▶ **GIVEN REQUEST**
From the listing below, pull out the lines that hold "whatsapp".
START INPUT DATA
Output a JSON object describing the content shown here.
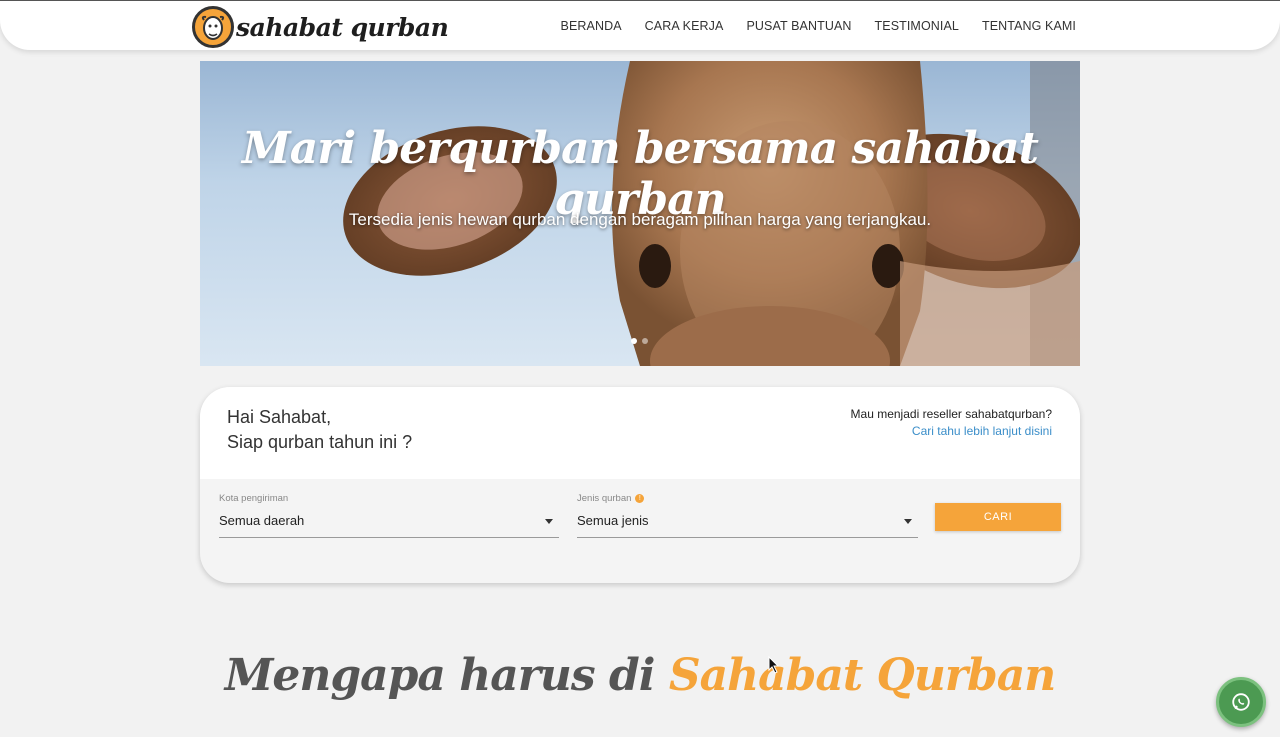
{
  "brand": {
    "name": "sahabat qurban",
    "logo_icon": "goat-face-logo-icon"
  },
  "nav": {
    "items": [
      {
        "label": "BERANDA"
      },
      {
        "label": "CARA KERJA"
      },
      {
        "label": "PUSAT BANTUAN"
      },
      {
        "label": "TESTIMONIAL"
      },
      {
        "label": "TENTANG KAMI"
      }
    ]
  },
  "hero": {
    "title": "Mari berqurban bersama sahabat qurban",
    "subtitle": "Tersedia jenis hewan qurban dengan beragam pilihan harga yang terjangkau.",
    "slide_count": 2,
    "active_slide": 1,
    "image_subject": "cow"
  },
  "search": {
    "greeting_line1": "Hai Sahabat,",
    "greeting_line2": "Siap qurban tahun ini ?",
    "reseller_question": "Mau menjadi reseller sahabatqurban?",
    "reseller_link": "Cari tahu lebih lanjut disini",
    "city_label": "Kota pengiriman",
    "city_value": "Semua daerah",
    "type_label": "Jenis qurban",
    "type_info_icon": "info-icon",
    "type_value": "Semua jenis",
    "button_label": "CARI"
  },
  "section": {
    "heading_part1": "Mengapa harus di",
    "heading_part2": "Sahabat Qurban"
  },
  "floating": {
    "icon": "whatsapp-icon"
  },
  "colors": {
    "accent": "#f5a43a",
    "link": "#3b8ec9",
    "whatsapp": "#4c9a52",
    "background": "#f2f2f2"
  }
}
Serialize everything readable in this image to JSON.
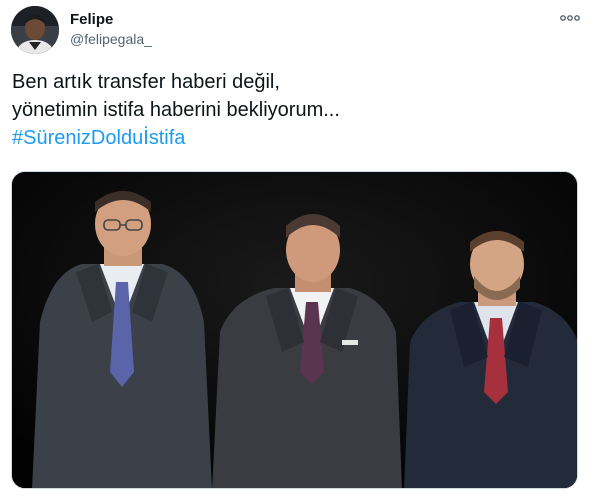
{
  "tweet": {
    "author": {
      "display_name": "Felipe",
      "handle": "@felipegala_",
      "avatar_icon": "profile-photo"
    },
    "more_icon": "more-dots-icon",
    "more_label": "ooo",
    "text_lines": [
      "Ben artık transfer haberi değil,",
      "yönetimin istifa haberini bekliyorum..."
    ],
    "hashtag": "#SürenizDolduİstifa",
    "colors": {
      "text": "#0f1419",
      "secondary": "#536471",
      "link": "#1d9bf0",
      "media_bg": "#050505"
    }
  }
}
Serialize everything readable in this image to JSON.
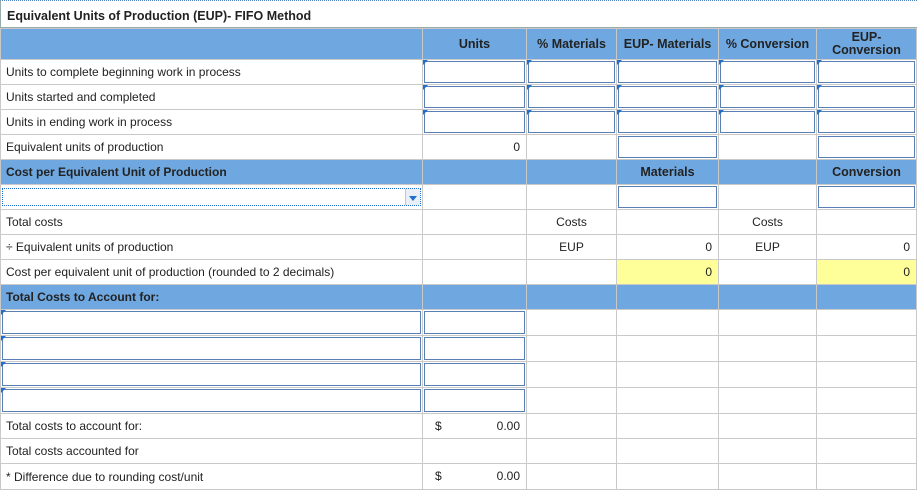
{
  "title": "Equivalent Units of Production (EUP)- FIFO Method",
  "headers": {
    "units": "Units",
    "pct_materials": "% Materials",
    "eup_materials": "EUP- Materials",
    "pct_conversion": "% Conversion",
    "eup_conversion": "EUP-\nConversion"
  },
  "rows": {
    "beginning": "Units to complete beginning work in process",
    "started": "Units started and completed",
    "ending": "Units in ending work in process",
    "equivalent": "Equivalent units of production",
    "equivalent_units_value": "0"
  },
  "cost_section": {
    "title": "Cost per Equivalent Unit of Production",
    "materials": "Materials",
    "conversion": "Conversion",
    "total_costs": "Total costs",
    "costs_label": "Costs",
    "eup_label": "EUP",
    "divide_label": "÷ Equivalent units of production",
    "cost_per_unit_label": "Cost per equivalent unit of production (rounded to 2 decimals)",
    "materials_eup": "0",
    "materials_cost_per_unit": "0",
    "conversion_eup": "0",
    "conversion_cost_per_unit": "0"
  },
  "account_section": {
    "title": "Total Costs to Account for:",
    "total_to_account": "Total costs to account for:",
    "total_accounted": "Total costs accounted for",
    "difference": "* Difference due to rounding cost/unit",
    "currency": "$",
    "total_to_account_value": "0.00",
    "difference_value": "0.00"
  }
}
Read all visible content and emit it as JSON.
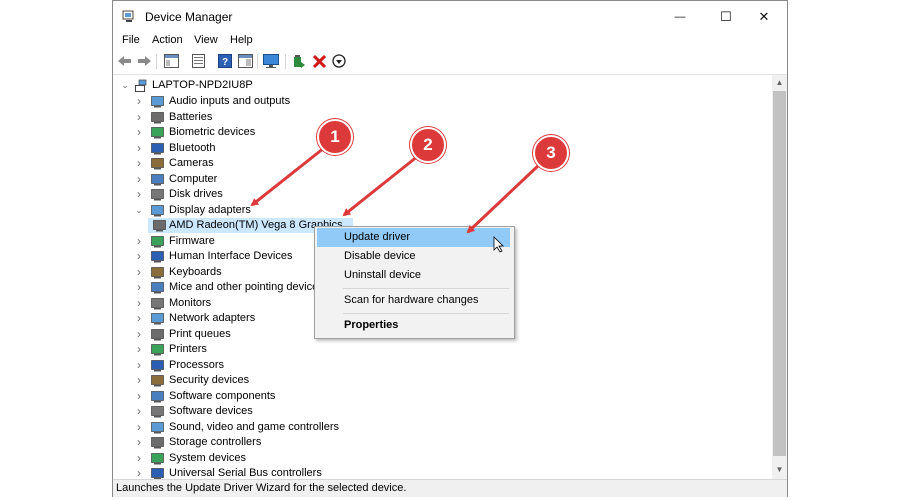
{
  "window": {
    "title": "Device Manager",
    "minimize": "—",
    "maximize": "☐",
    "close": "✕"
  },
  "menu": [
    "File",
    "Action",
    "View",
    "Help"
  ],
  "tree": {
    "root": "LAPTOP-NPD2IU8P",
    "items": [
      {
        "label": "Audio inputs and outputs",
        "icon": "speaker-icon"
      },
      {
        "label": "Batteries",
        "icon": "battery-icon"
      },
      {
        "label": "Biometric devices",
        "icon": "fingerprint-icon"
      },
      {
        "label": "Bluetooth",
        "icon": "bluetooth-icon"
      },
      {
        "label": "Cameras",
        "icon": "camera-icon"
      },
      {
        "label": "Computer",
        "icon": "computer-icon"
      },
      {
        "label": "Disk drives",
        "icon": "disk-drive-icon"
      },
      {
        "label": "Display adapters",
        "icon": "display-adapter-icon",
        "expanded": true
      },
      {
        "label": "AMD Radeon(TM) Vega 8 Graphics",
        "icon": "display-adapter-icon",
        "child": true
      },
      {
        "label": "Firmware",
        "icon": "firmware-icon"
      },
      {
        "label": "Human Interface Devices",
        "icon": "hid-icon"
      },
      {
        "label": "Keyboards",
        "icon": "keyboard-icon"
      },
      {
        "label": "Mice and other pointing devices",
        "icon": "mouse-icon"
      },
      {
        "label": "Monitors",
        "icon": "monitor-icon"
      },
      {
        "label": "Network adapters",
        "icon": "network-icon"
      },
      {
        "label": "Print queues",
        "icon": "print-queue-icon"
      },
      {
        "label": "Printers",
        "icon": "printer-icon"
      },
      {
        "label": "Processors",
        "icon": "processor-icon"
      },
      {
        "label": "Security devices",
        "icon": "security-device-icon"
      },
      {
        "label": "Software components",
        "icon": "software-component-icon"
      },
      {
        "label": "Software devices",
        "icon": "software-device-icon"
      },
      {
        "label": "Sound, video and game controllers",
        "icon": "sound-icon"
      },
      {
        "label": "Storage controllers",
        "icon": "storage-icon"
      },
      {
        "label": "System devices",
        "icon": "system-device-icon"
      },
      {
        "label": "Universal Serial Bus controllers",
        "icon": "usb-icon"
      }
    ]
  },
  "context_menu": {
    "update": "Update driver",
    "disable": "Disable device",
    "uninstall": "Uninstall device",
    "scan": "Scan for hardware changes",
    "properties": "Properties"
  },
  "annotations": [
    "1",
    "2",
    "3"
  ],
  "status": "Launches the Update Driver Wizard for the selected device.",
  "colors": {
    "selection": "#cce8ff",
    "menu_highlight": "#91c9f7",
    "annotation_red": "#dc3a3a"
  }
}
END INPUT DATA
▶ **FULL RESPONSE**
    "icon": "whatsapp-icon"
    "whatsapp": "#4c9a52",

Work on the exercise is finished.